(Some records)
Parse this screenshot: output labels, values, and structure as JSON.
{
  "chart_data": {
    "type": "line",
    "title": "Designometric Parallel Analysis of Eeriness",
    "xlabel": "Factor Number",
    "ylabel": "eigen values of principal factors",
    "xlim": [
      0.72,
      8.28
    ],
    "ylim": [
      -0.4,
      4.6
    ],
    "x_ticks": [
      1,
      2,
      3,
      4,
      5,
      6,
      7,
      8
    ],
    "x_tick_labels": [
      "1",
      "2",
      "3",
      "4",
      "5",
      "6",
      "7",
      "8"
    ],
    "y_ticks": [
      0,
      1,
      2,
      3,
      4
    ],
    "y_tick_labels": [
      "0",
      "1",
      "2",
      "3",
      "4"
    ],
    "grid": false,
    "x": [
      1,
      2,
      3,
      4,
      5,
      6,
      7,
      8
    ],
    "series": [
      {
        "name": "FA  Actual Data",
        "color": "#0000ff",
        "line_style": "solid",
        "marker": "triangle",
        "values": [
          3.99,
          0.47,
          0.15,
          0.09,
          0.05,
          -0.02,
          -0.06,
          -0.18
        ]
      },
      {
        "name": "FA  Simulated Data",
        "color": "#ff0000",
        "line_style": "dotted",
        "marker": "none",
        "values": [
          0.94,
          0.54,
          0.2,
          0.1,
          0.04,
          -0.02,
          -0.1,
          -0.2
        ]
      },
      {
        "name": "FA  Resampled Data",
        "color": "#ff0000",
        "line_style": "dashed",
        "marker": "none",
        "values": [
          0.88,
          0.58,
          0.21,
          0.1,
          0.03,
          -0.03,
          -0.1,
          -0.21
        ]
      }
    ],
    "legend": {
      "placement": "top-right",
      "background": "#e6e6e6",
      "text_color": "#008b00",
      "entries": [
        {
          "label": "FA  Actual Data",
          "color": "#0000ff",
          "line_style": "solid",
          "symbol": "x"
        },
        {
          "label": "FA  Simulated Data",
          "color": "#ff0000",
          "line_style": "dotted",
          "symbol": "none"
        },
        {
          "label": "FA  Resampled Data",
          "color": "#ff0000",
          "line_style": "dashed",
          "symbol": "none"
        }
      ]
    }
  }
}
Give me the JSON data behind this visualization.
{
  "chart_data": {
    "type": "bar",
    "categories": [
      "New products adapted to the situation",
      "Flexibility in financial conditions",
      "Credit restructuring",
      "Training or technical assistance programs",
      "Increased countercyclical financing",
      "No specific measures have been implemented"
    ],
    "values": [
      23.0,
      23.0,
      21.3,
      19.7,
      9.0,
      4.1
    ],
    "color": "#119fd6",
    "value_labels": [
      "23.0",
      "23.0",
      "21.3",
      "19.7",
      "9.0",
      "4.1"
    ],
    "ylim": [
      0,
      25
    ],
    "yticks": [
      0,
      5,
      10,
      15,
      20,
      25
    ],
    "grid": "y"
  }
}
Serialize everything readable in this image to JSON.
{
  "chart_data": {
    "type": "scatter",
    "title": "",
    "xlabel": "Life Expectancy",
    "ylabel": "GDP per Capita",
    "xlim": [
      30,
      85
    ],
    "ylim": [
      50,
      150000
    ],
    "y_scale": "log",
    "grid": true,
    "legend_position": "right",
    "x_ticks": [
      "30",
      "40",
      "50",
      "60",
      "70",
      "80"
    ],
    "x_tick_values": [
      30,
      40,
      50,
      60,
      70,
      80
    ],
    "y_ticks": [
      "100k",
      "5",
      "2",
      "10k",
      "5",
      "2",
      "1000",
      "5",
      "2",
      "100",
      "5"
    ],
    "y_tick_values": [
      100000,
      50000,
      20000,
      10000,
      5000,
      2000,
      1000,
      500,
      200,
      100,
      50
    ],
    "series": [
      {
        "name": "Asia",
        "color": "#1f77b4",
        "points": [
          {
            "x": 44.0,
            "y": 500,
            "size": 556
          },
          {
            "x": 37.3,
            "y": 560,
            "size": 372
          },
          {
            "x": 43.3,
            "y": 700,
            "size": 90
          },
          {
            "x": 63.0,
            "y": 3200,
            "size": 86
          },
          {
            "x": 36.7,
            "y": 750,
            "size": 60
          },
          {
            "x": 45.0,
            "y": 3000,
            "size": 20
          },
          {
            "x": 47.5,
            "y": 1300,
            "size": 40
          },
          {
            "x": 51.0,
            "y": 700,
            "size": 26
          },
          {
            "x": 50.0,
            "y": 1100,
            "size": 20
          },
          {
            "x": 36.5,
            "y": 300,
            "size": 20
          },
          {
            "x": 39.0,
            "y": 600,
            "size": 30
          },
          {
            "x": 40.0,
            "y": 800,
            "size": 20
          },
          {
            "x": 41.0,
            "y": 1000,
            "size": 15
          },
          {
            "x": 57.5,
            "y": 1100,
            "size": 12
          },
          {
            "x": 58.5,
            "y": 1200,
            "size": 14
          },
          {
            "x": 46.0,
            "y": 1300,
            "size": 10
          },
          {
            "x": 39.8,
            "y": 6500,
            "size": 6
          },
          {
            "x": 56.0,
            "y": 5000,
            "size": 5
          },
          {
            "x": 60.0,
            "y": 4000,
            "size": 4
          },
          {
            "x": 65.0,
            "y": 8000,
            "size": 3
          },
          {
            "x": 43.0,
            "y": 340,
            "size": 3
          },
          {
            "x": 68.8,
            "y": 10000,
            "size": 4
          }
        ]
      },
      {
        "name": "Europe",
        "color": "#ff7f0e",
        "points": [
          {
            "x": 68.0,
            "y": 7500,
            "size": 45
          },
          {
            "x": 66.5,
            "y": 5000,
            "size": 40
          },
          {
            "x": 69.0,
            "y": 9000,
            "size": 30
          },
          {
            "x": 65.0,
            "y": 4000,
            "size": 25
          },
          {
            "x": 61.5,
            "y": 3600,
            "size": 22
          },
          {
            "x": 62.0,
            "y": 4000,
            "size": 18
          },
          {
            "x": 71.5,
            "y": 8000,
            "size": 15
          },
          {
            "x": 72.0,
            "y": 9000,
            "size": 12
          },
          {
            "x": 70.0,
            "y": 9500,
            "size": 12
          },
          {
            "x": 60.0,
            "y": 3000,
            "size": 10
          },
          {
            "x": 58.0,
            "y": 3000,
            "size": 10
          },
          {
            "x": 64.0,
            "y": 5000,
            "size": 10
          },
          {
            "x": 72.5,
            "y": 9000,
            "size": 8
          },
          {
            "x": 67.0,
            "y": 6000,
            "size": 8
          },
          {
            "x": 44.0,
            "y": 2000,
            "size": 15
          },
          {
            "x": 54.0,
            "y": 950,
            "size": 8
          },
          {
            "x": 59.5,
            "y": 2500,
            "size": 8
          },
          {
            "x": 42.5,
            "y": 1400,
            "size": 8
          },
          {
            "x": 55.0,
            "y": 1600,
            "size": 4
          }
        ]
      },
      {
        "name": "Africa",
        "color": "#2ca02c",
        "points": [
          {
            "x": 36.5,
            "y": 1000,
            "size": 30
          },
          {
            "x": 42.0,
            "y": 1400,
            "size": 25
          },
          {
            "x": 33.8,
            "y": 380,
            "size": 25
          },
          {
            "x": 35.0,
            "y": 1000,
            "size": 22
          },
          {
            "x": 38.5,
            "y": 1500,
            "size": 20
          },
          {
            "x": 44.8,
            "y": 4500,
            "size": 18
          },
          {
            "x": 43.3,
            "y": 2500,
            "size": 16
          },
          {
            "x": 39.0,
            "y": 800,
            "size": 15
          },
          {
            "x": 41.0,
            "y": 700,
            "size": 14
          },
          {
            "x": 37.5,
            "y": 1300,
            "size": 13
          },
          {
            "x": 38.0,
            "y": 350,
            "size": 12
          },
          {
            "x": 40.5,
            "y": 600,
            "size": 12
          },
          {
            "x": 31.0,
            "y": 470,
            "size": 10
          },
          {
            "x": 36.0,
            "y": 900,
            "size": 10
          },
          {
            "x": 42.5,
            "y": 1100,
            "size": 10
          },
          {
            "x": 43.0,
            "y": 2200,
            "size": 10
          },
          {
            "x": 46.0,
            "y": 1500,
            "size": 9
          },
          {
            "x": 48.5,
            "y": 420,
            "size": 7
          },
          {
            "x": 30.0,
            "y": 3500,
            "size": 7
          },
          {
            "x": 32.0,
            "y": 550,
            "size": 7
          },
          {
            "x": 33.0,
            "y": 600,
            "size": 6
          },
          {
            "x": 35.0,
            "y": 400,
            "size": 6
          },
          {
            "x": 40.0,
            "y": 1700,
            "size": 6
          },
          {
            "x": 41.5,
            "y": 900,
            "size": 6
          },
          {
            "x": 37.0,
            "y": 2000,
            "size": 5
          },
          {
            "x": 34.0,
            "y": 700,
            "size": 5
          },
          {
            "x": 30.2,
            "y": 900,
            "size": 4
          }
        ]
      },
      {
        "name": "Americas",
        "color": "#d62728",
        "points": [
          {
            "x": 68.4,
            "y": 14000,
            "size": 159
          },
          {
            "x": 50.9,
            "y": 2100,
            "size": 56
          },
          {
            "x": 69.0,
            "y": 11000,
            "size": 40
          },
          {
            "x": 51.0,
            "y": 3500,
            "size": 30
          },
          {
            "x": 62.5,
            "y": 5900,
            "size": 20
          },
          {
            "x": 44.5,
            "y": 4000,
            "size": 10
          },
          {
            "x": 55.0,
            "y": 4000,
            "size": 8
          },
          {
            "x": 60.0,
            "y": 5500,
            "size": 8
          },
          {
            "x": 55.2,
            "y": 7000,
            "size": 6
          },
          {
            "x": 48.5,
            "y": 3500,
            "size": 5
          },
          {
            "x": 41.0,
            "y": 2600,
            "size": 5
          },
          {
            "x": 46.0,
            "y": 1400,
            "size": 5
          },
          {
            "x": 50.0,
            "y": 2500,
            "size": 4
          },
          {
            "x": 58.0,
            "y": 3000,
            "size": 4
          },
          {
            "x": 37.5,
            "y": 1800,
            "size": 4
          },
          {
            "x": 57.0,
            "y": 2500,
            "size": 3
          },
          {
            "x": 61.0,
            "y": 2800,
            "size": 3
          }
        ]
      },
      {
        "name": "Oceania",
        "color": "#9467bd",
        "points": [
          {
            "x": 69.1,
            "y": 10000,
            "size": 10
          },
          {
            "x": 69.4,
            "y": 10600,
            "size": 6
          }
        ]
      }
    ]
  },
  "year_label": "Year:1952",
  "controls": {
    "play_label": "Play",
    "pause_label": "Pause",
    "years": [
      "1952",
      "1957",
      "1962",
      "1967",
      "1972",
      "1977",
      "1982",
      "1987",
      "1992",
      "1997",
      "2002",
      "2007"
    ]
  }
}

■ **Goal**: Look for the word "right" in every line of the listing and copy the lines that have it.

■ **Exercise response**:
      "placement": "top-right",
    "legend_position": "right",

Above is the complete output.